## SUPPLIED DATA
==========

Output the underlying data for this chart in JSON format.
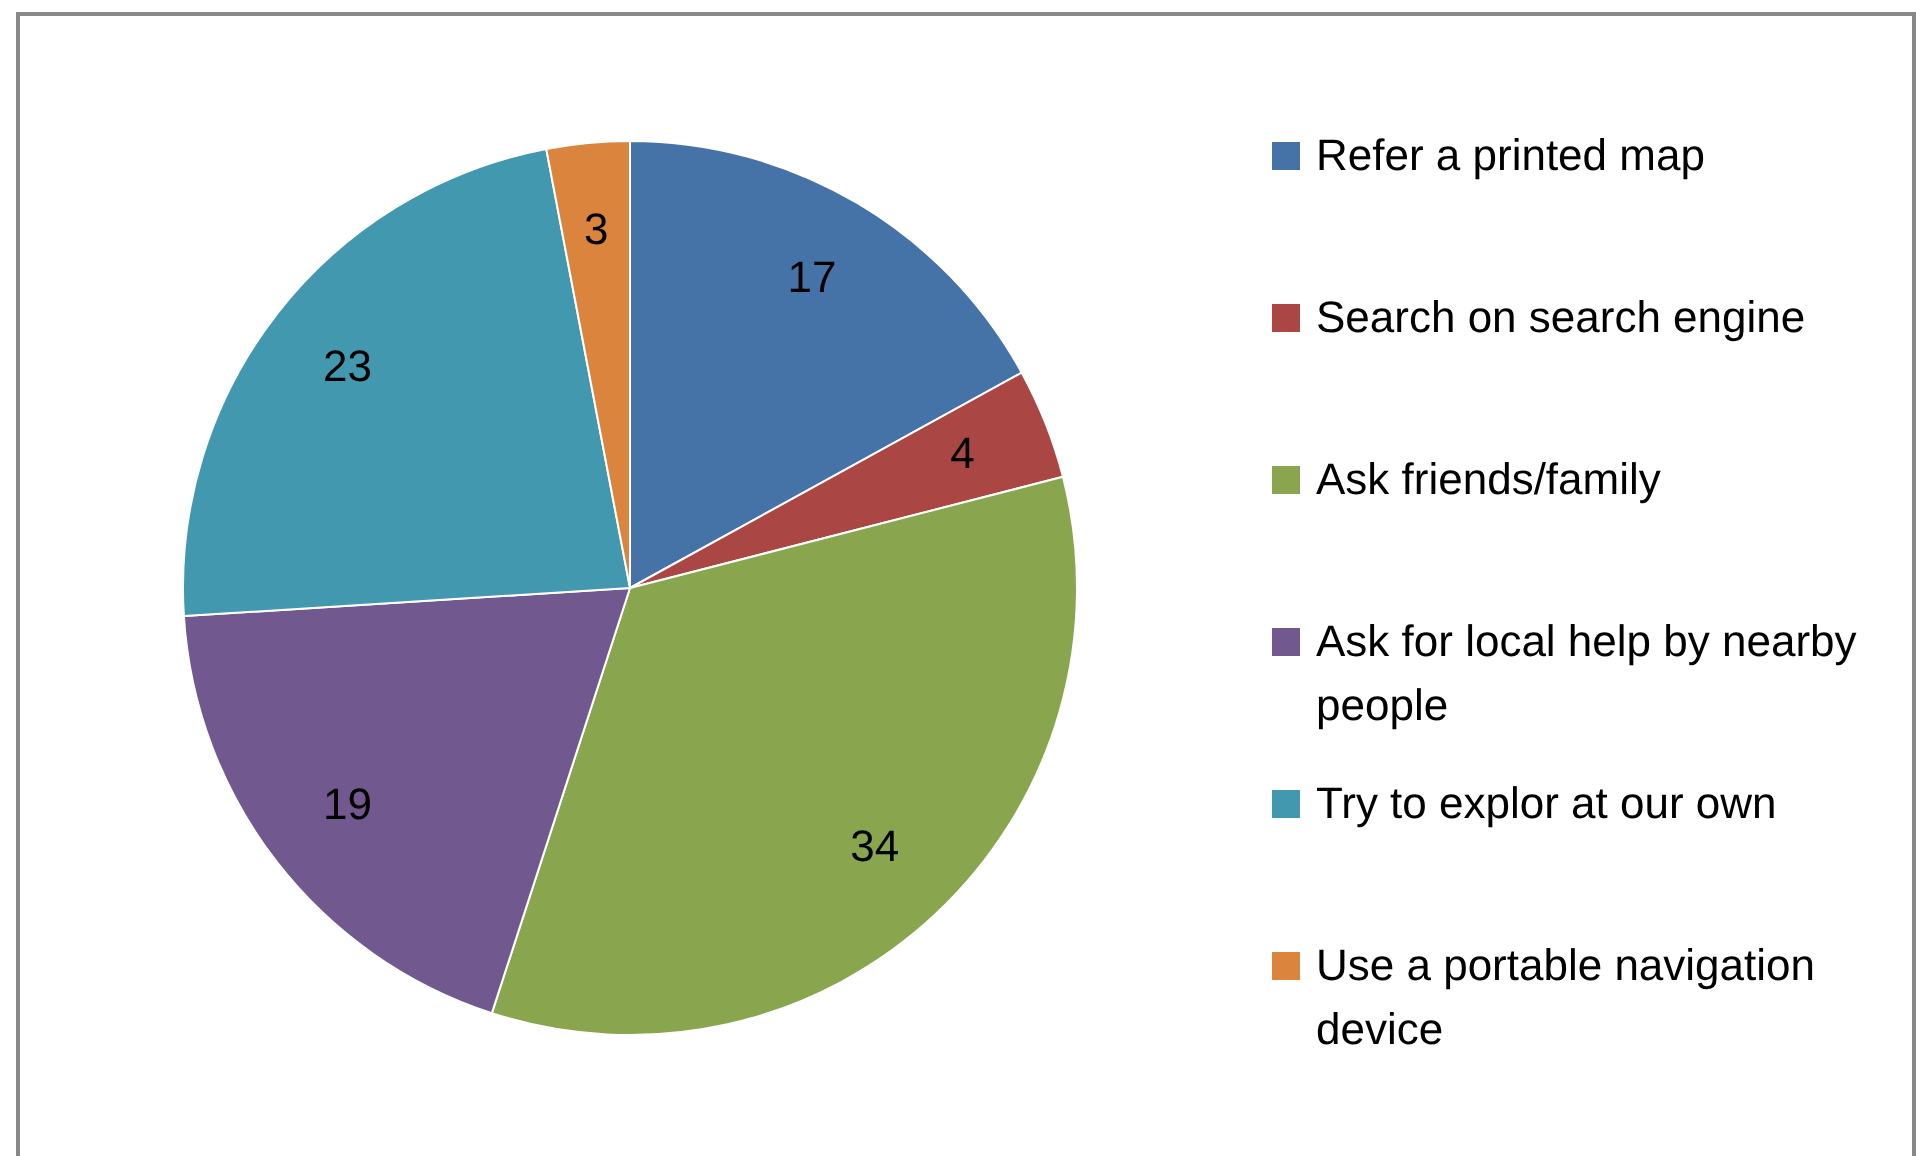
{
  "chart_data": {
    "type": "pie",
    "categories": [
      "Refer a printed map",
      "Search on search engine",
      "Ask friends/family",
      "Ask for local help by nearby people",
      "Try to explor at our own",
      "Use a portable navigation device"
    ],
    "values": [
      17,
      4,
      34,
      19,
      23,
      3
    ],
    "colors": [
      "#4572a7",
      "#aa4643",
      "#89a54e",
      "#71588f",
      "#4198af",
      "#db843d"
    ],
    "data_labels": true,
    "legend": "right"
  }
}
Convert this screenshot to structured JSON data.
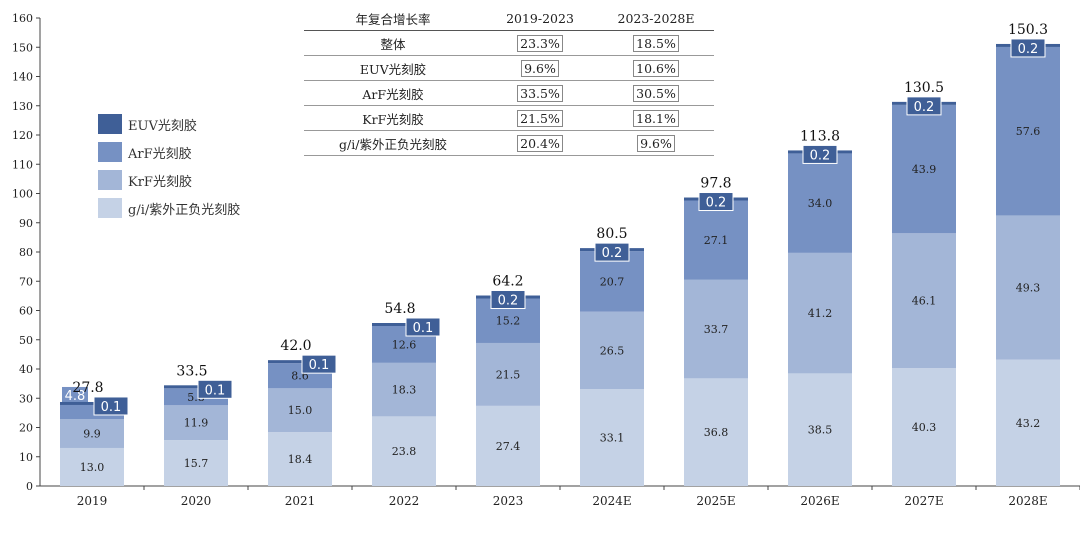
{
  "chart_data": {
    "type": "bar",
    "stacked": true,
    "categories": [
      "2019",
      "2020",
      "2021",
      "2022",
      "2023",
      "2024E",
      "2025E",
      "2026E",
      "2027E",
      "2028E"
    ],
    "series": [
      {
        "name": "g/i/紫外正负光刻胶",
        "color": "#c5d2e6",
        "values": [
          13.0,
          15.7,
          18.4,
          23.8,
          27.4,
          33.1,
          36.8,
          38.5,
          40.3,
          43.2
        ],
        "labels": [
          "13.0",
          "15.7",
          "18.4",
          "23.8",
          "27.4",
          "33.1",
          "36.8",
          "38.5",
          "40.3",
          "43.2"
        ]
      },
      {
        "name": "KrF光刻胶",
        "color": "#a3b6d7",
        "values": [
          9.9,
          11.9,
          15.0,
          18.3,
          21.5,
          26.5,
          33.7,
          41.2,
          46.1,
          49.3
        ],
        "labels": [
          "9.9",
          "11.9",
          "15.0",
          "18.3",
          "21.5",
          "26.5",
          "33.7",
          "41.2",
          "46.1",
          "49.3"
        ]
      },
      {
        "name": "ArF光刻胶",
        "color": "#7691c3",
        "values": [
          4.8,
          5.8,
          8.6,
          12.6,
          15.2,
          20.7,
          27.1,
          34.0,
          43.9,
          57.6
        ],
        "labels": [
          "4.8",
          "5.8",
          "8.6",
          "12.6",
          "15.2",
          "20.7",
          "27.1",
          "34.0",
          "43.9",
          "57.6"
        ]
      },
      {
        "name": "EUV光刻胶",
        "color": "#3f5f97",
        "values": [
          0.1,
          0.1,
          0.1,
          0.1,
          0.2,
          0.2,
          0.2,
          0.2,
          0.2,
          0.2
        ],
        "labels": [
          "0.1",
          "0.1",
          "0.1",
          "0.1",
          "0.2",
          "0.2",
          "0.2",
          "0.2",
          "0.2",
          "0.2"
        ]
      }
    ],
    "totals": [
      "27.8",
      "33.5",
      "42.0",
      "54.8",
      "64.2",
      "80.5",
      "97.8",
      "113.8",
      "130.5",
      "150.3"
    ],
    "y_ticks": [
      "0",
      "10",
      "20",
      "30",
      "40",
      "50",
      "60",
      "70",
      "80",
      "90",
      "100",
      "110",
      "120",
      "130",
      "140",
      "150",
      "160"
    ],
    "ylim": [
      0,
      160
    ],
    "title": "",
    "xlabel": "",
    "ylabel": "",
    "grid": false,
    "legend_position": "left"
  },
  "legend": {
    "items": [
      {
        "label": "EUV光刻胶",
        "color": "#3f5f97"
      },
      {
        "label": "ArF光刻胶",
        "color": "#7691c3"
      },
      {
        "label": "KrF光刻胶",
        "color": "#a3b6d7"
      },
      {
        "label": "g/i/紫外正负光刻胶",
        "color": "#c5d2e6"
      }
    ]
  },
  "cagr_table": {
    "headers": [
      "年复合增长率",
      "2019-2023",
      "2023-2028E"
    ],
    "rows": [
      {
        "name": "整体",
        "v1": "23.3%",
        "v2": "18.5%"
      },
      {
        "name": "EUV光刻胶",
        "v1": "9.6%",
        "v2": "10.6%"
      },
      {
        "name": "ArF光刻胶",
        "v1": "33.5%",
        "v2": "30.5%"
      },
      {
        "name": "KrF光刻胶",
        "v1": "21.5%",
        "v2": "18.1%"
      },
      {
        "name": "g/i/紫外正负光刻胶",
        "v1": "20.4%",
        "v2": "9.6%"
      }
    ]
  }
}
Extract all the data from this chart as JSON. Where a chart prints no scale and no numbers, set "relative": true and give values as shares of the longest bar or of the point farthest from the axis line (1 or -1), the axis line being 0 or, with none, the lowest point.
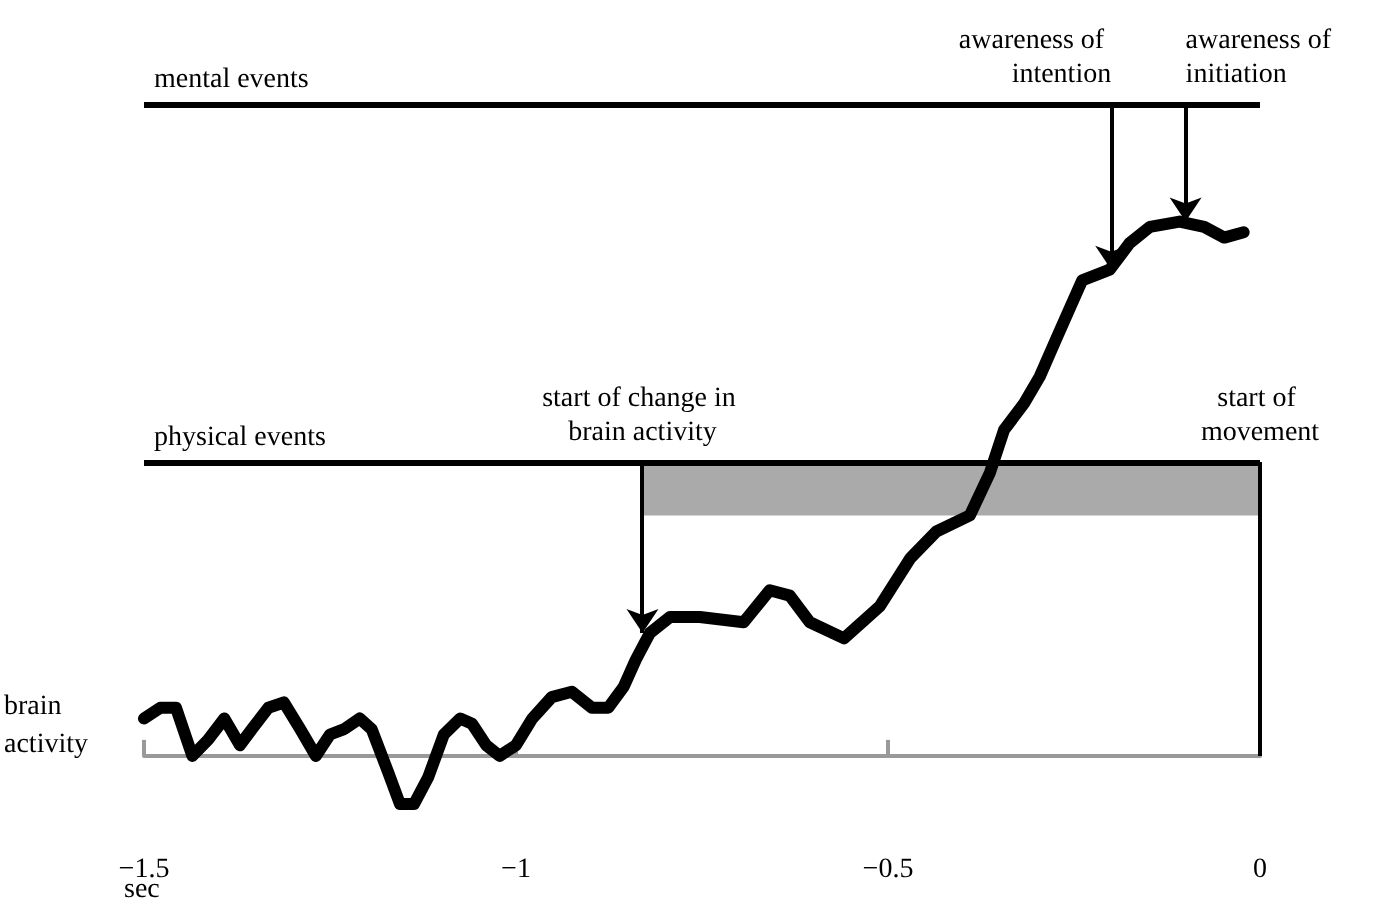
{
  "chart_data": {
    "type": "line",
    "relative": true,
    "xlabel": "sec",
    "ylabel": "brain activity",
    "xlim": [
      -1.5,
      0
    ],
    "xticks": [
      -1.5,
      -1,
      -0.5,
      0
    ],
    "marker": "none",
    "grid": false,
    "series": [
      {
        "color": "#000000",
        "x": [
          -1.5,
          -1.478,
          -1.457,
          -1.435,
          -1.414,
          -1.392,
          -1.371,
          -1.355,
          -1.333,
          -1.312,
          -1.29,
          -1.269,
          -1.25,
          -1.231,
          -1.21,
          -1.194,
          -1.172,
          -1.156,
          -1.137,
          -1.118,
          -1.097,
          -1.075,
          -1.059,
          -1.04,
          -1.022,
          -1,
          -0.978,
          -0.952,
          -0.925,
          -0.898,
          -0.876,
          -0.855,
          -0.839,
          -0.82,
          -0.793,
          -0.753,
          -0.694,
          -0.659,
          -0.632,
          -0.605,
          -0.559,
          -0.511,
          -0.47,
          -0.435,
          -0.39,
          -0.363,
          -0.344,
          -0.317,
          -0.296,
          -0.274,
          -0.255,
          -0.239,
          -0.202,
          -0.175,
          -0.148,
          -0.108,
          -0.075,
          -0.048,
          -0.022
        ],
        "values": [
          0.07,
          0.09,
          0.09,
          0,
          0.03,
          0.07,
          0.02,
          0.05,
          0.09,
          0.1,
          0.05,
          0,
          0.04,
          0.05,
          0.07,
          0.05,
          -0.03,
          -0.09,
          -0.09,
          -0.04,
          0.04,
          0.07,
          0.06,
          0.02,
          0,
          0.02,
          0.07,
          0.11,
          0.12,
          0.09,
          0.09,
          0.13,
          0.18,
          0.23,
          0.26,
          0.26,
          0.25,
          0.31,
          0.3,
          0.25,
          0.22,
          0.28,
          0.37,
          0.42,
          0.45,
          0.53,
          0.61,
          0.66,
          0.71,
          0.78,
          0.84,
          0.89,
          0.91,
          0.96,
          0.99,
          1,
          0.99,
          0.97,
          0.98
        ]
      }
    ],
    "ref_lines": [
      {
        "axis": "y",
        "value": 1.22,
        "label": "mental events",
        "color": "#000000"
      },
      {
        "axis": "y",
        "value": 0.55,
        "label": "physical events",
        "color": "#000000"
      },
      {
        "axis": "x",
        "value": 0,
        "label": "start of movement",
        "color": "#000000"
      }
    ],
    "bands": [
      {
        "axis": "x",
        "from": -0.83,
        "to": 0,
        "color": "#aaaaaa"
      }
    ],
    "annotations": [
      {
        "text": "start of change in brain activity",
        "x": -0.83,
        "y": 0.23
      },
      {
        "text": "awareness of intention",
        "x": -0.2,
        "y": 0.91
      },
      {
        "text": "awareness of initiation",
        "x": -0.1,
        "y": 1
      }
    ]
  }
}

==========

## REQUEST
Retype the records exactly. Any image in them should not appear in what you write.

## THE OUTPUT
Output the underlying data for this chart in JSON format.
{
  "chart_data": {
    "type": "pie",
    "categories": [
      "Refer a printed map",
      "Search on search engine",
      "Ask friends/family",
      "Ask for local help by nearby people",
      "Try to explor at our own",
      "Use a portable navigation device"
    ],
    "values": [
      17,
      4,
      34,
      19,
      23,
      3
    ],
    "colors": [
      "#4572a7",
      "#aa4643",
      "#89a54e",
      "#71588f",
      "#4198af",
      "#db843d"
    ],
    "data_labels": true,
    "legend": "right"
  }
}
Convert this screenshot to structured JSON data.
{
  "chart_data": {
    "type": "bar",
    "stacked": true,
    "categories": [
      "2019",
      "2020",
      "2021",
      "2022",
      "2023",
      "2024E",
      "2025E",
      "2026E",
      "2027E",
      "2028E"
    ],
    "series": [
      {
        "name": "g/i/紫外正负光刻胶",
        "color": "#c5d2e6",
        "values": [
          13.0,
          15.7,
          18.4,
          23.8,
          27.4,
          33.1,
          36.8,
          38.5,
          40.3,
          43.2
        ],
        "labels": [
          "13.0",
          "15.7",
          "18.4",
          "23.8",
          "27.4",
          "33.1",
          "36.8",
          "38.5",
          "40.3",
          "43.2"
        ]
      },
      {
        "name": "KrF光刻胶",
        "color": "#a3b6d7",
        "values": [
          9.9,
          11.9,
          15.0,
          18.3,
          21.5,
          26.5,
          33.7,
          41.2,
          46.1,
          49.3
        ],
        "labels": [
          "9.9",
          "11.9",
          "15.0",
          "18.3",
          "21.5",
          "26.5",
          "33.7",
          "41.2",
          "46.1",
          "49.3"
        ]
      },
      {
        "name": "ArF光刻胶",
        "color": "#7691c3",
        "values": [
          4.8,
          5.8,
          8.6,
          12.6,
          15.2,
          20.7,
          27.1,
          34.0,
          43.9,
          57.6
        ],
        "labels": [
          "4.8",
          "5.8",
          "8.6",
          "12.6",
          "15.2",
          "20.7",
          "27.1",
          "34.0",
          "43.9",
          "57.6"
        ]
      },
      {
        "name": "EUV光刻胶",
        "color": "#3f5f97",
        "values": [
          0.1,
          0.1,
          0.1,
          0.1,
          0.2,
          0.2,
          0.2,
          0.2,
          0.2,
          0.2
        ],
        "labels": [
          "0.1",
          "0.1",
          "0.1",
          "0.1",
          "0.2",
          "0.2",
          "0.2",
          "0.2",
          "0.2",
          "0.2"
        ]
      }
    ],
    "totals": [
      "27.8",
      "33.5",
      "42.0",
      "54.8",
      "64.2",
      "80.5",
      "97.8",
      "113.8",
      "130.5",
      "150.3"
    ],
    "y_ticks": [
      "0",
      "10",
      "20",
      "30",
      "40",
      "50",
      "60",
      "70",
      "80",
      "90",
      "100",
      "110",
      "120",
      "130",
      "140",
      "150",
      "160"
    ],
    "ylim": [
      0,
      160
    ],
    "title": "",
    "xlabel": "",
    "ylabel": "",
    "grid": false,
    "legend_position": "left"
  },
  "legend": {
    "items": [
      {
        "label": "EUV光刻胶",
        "color": "#3f5f97"
      },
      {
        "label": "ArF光刻胶",
        "color": "#7691c3"
      },
      {
        "label": "KrF光刻胶",
        "color": "#a3b6d7"
      },
      {
        "label": "g/i/紫外正负光刻胶",
        "color": "#c5d2e6"
      }
    ]
  },
  "cagr_table": {
    "headers": [
      "年复合增长率",
      "2019-2023",
      "2023-2028E"
    ],
    "rows": [
      {
        "name": "整体",
        "v1": "23.3%",
        "v2": "18.5%"
      },
      {
        "name": "EUV光刻胶",
        "v1": "9.6%",
        "v2": "10.6%"
      },
      {
        "name": "ArF光刻胶",
        "v1": "33.5%",
        "v2": "30.5%"
      },
      {
        "name": "KrF光刻胶",
        "v1": "21.5%",
        "v2": "18.1%"
      },
      {
        "name": "g/i/紫外正负光刻胶",
        "v1": "20.4%",
        "v2": "9.6%"
      }
    ]
  }
}
Extract all the data from this chart as JSON. Where a chart prints no scale and no numbers, set "relative": true and give values as shares of the longest bar or of the point farthest from the axis line (1 or -1), the axis line being 0 or, with none, the lowest point.
{
  "chart_data": {
    "type": "line",
    "relative": true,
    "xlabel": "sec",
    "ylabel": "brain activity",
    "xlim": [
      -1.5,
      0
    ],
    "xticks": [
      -1.5,
      -1,
      -0.5,
      0
    ],
    "marker": "none",
    "grid": false,
    "series": [
      {
        "color": "#000000",
        "x": [
          -1.5,
          -1.478,
          -1.457,
          -1.435,
          -1.414,
          -1.392,
          -1.371,
          -1.355,
          -1.333,
          -1.312,
          -1.29,
          -1.269,
          -1.25,
          -1.231,
          -1.21,
          -1.194,
          -1.172,
          -1.156,
          -1.137,
          -1.118,
          -1.097,
          -1.075,
          -1.059,
          -1.04,
          -1.022,
          -1,
          -0.978,
          -0.952,
          -0.925,
          -0.898,
          -0.876,
          -0.855,
          -0.839,
          -0.82,
          -0.793,
          -0.753,
          -0.694,
          -0.659,
          -0.632,
          -0.605,
          -0.559,
          -0.511,
          -0.47,
          -0.435,
          -0.39,
          -0.363,
          -0.344,
          -0.317,
          -0.296,
          -0.274,
          -0.255,
          -0.239,
          -0.202,
          -0.175,
          -0.148,
          -0.108,
          -0.075,
          -0.048,
          -0.022
        ],
        "values": [
          0.07,
          0.09,
          0.09,
          0,
          0.03,
          0.07,
          0.02,
          0.05,
          0.09,
          0.1,
          0.05,
          0,
          0.04,
          0.05,
          0.07,
          0.05,
          -0.03,
          -0.09,
          -0.09,
          -0.04,
          0.04,
          0.07,
          0.06,
          0.02,
          0,
          0.02,
          0.07,
          0.11,
          0.12,
          0.09,
          0.09,
          0.13,
          0.18,
          0.23,
          0.26,
          0.26,
          0.25,
          0.31,
          0.3,
          0.25,
          0.22,
          0.28,
          0.37,
          0.42,
          0.45,
          0.53,
          0.61,
          0.66,
          0.71,
          0.78,
          0.84,
          0.89,
          0.91,
          0.96,
          0.99,
          1,
          0.99,
          0.97,
          0.98
        ]
      }
    ],
    "ref_lines": [
      {
        "axis": "y",
        "value": 1.22,
        "label": "mental events",
        "color": "#000000"
      },
      {
        "axis": "y",
        "value": 0.55,
        "label": "physical events",
        "color": "#000000"
      },
      {
        "axis": "x",
        "value": 0,
        "label": "start of movement",
        "color": "#000000"
      }
    ],
    "bands": [
      {
        "axis": "x",
        "from": -0.83,
        "to": 0,
        "color": "#aaaaaa"
      }
    ],
    "annotations": [
      {
        "text": "start of change in brain activity",
        "x": -0.83,
        "y": 0.23
      },
      {
        "text": "awareness of intention",
        "x": -0.2,
        "y": 0.91
      },
      {
        "text": "awareness of initiation",
        "x": -0.1,
        "y": 1
      }
    ]
  }
}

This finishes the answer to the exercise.